## [EXERCISE REQUIREMENTS]
In the entries that follow, count each line containing "name" and state the total, nothing more.
-- BEGIN --
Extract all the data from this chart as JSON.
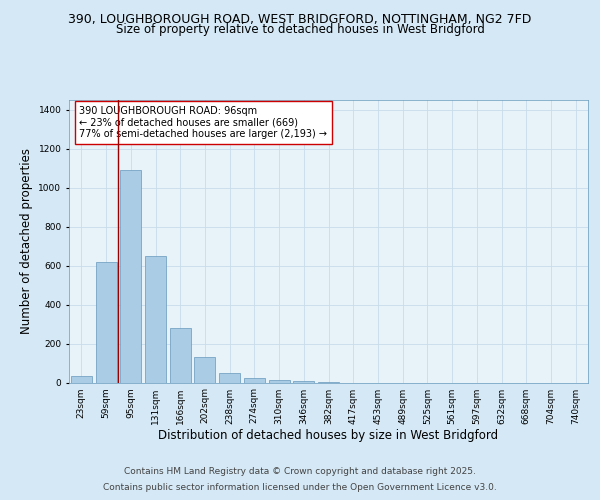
{
  "title_line1": "390, LOUGHBOROUGH ROAD, WEST BRIDGFORD, NOTTINGHAM, NG2 7FD",
  "title_line2": "Size of property relative to detached houses in West Bridgford",
  "xlabel": "Distribution of detached houses by size in West Bridgford",
  "ylabel": "Number of detached properties",
  "categories": [
    "23sqm",
    "59sqm",
    "95sqm",
    "131sqm",
    "166sqm",
    "202sqm",
    "238sqm",
    "274sqm",
    "310sqm",
    "346sqm",
    "382sqm",
    "417sqm",
    "453sqm",
    "489sqm",
    "525sqm",
    "561sqm",
    "597sqm",
    "632sqm",
    "668sqm",
    "704sqm",
    "740sqm"
  ],
  "bar_values": [
    35,
    620,
    1090,
    650,
    280,
    130,
    50,
    25,
    15,
    10,
    5,
    0,
    0,
    0,
    0,
    0,
    0,
    0,
    0,
    0,
    0
  ],
  "bar_color": "#aacce4",
  "bar_edge_color": "#6699bb",
  "grid_color": "#c8dcea",
  "background_color": "#d5e8f5",
  "plot_bg_color": "#e8f2f9",
  "ylim": [
    0,
    1450
  ],
  "yticks": [
    0,
    200,
    400,
    600,
    800,
    1000,
    1200,
    1400
  ],
  "property_line_x": 2,
  "property_line_color": "#990000",
  "annotation_text": "390 LOUGHBOROUGH ROAD: 96sqm\n← 23% of detached houses are smaller (669)\n77% of semi-detached houses are larger (2,193) →",
  "annotation_box_color": "#ffffff",
  "annotation_box_edge": "#cc0000",
  "footer_line1": "Contains HM Land Registry data © Crown copyright and database right 2025.",
  "footer_line2": "Contains public sector information licensed under the Open Government Licence v3.0.",
  "title_fontsize": 9,
  "subtitle_fontsize": 8.5,
  "axis_label_fontsize": 8.5,
  "tick_fontsize": 6.5,
  "annotation_fontsize": 7,
  "footer_fontsize": 6.5
}
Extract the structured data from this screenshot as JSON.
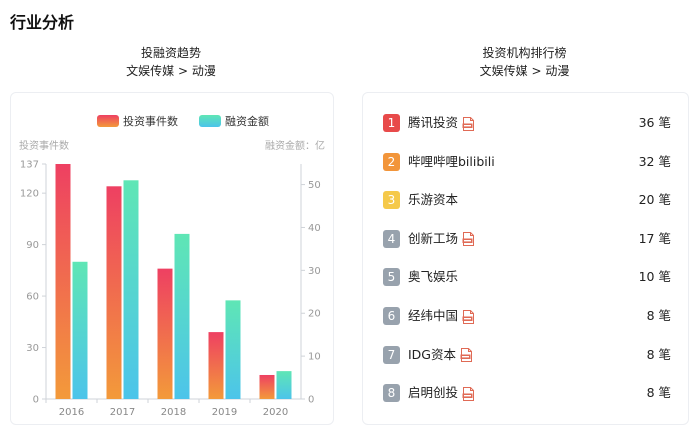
{
  "page_title": "行业分析",
  "left_panel": {
    "title": "投融资趋势",
    "subtitle": "文娱传媒 > 动漫"
  },
  "right_panel": {
    "title": "投资机构排行榜",
    "subtitle": "文娱传媒 > 动漫"
  },
  "chart_data": {
    "type": "bar",
    "categories": [
      "2016",
      "2017",
      "2018",
      "2019",
      "2020"
    ],
    "series": [
      {
        "name": "投资事件数",
        "axis": "left",
        "values": [
          137,
          124,
          76,
          39,
          14
        ],
        "colors": [
          "#ee4062",
          "#f39a3a"
        ]
      },
      {
        "name": "融资金额",
        "axis": "right",
        "values": [
          32,
          51,
          38.5,
          23,
          6.5
        ],
        "colors": [
          "#5fe6b5",
          "#4cc4ea"
        ]
      }
    ],
    "y_left": {
      "label": "投资事件数",
      "ticks": [
        0,
        30,
        60,
        90,
        120,
        137
      ],
      "range": [
        0,
        137
      ]
    },
    "y_right": {
      "label": "融资金额：亿",
      "ticks": [
        0,
        10,
        20,
        30,
        40,
        50
      ],
      "range": [
        0,
        54.8
      ]
    },
    "legend_position": "top-center"
  },
  "ranking": {
    "items": [
      {
        "rank": "1",
        "name": "腾讯投资",
        "count": "36 笔",
        "has_report": true,
        "color": "#e84a4a"
      },
      {
        "rank": "2",
        "name": "哔哩哔哩bilibili",
        "count": "32 笔",
        "has_report": false,
        "color": "#f2953a"
      },
      {
        "rank": "3",
        "name": "乐游资本",
        "count": "20 笔",
        "has_report": false,
        "color": "#f5c94a"
      },
      {
        "rank": "4",
        "name": "创新工场",
        "count": "17 笔",
        "has_report": true,
        "color": "#98a2ad"
      },
      {
        "rank": "5",
        "name": "奥飞娱乐",
        "count": "10 笔",
        "has_report": false,
        "color": "#98a2ad"
      },
      {
        "rank": "6",
        "name": "经纬中国",
        "count": "8 笔",
        "has_report": true,
        "color": "#98a2ad"
      },
      {
        "rank": "7",
        "name": "IDG资本",
        "count": "8 笔",
        "has_report": true,
        "color": "#98a2ad"
      },
      {
        "rank": "8",
        "name": "启明创投",
        "count": "8 笔",
        "has_report": true,
        "color": "#98a2ad"
      }
    ],
    "report_icon": "pdf-file-icon"
  }
}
-- END --
## [FINAL ANSWER]
10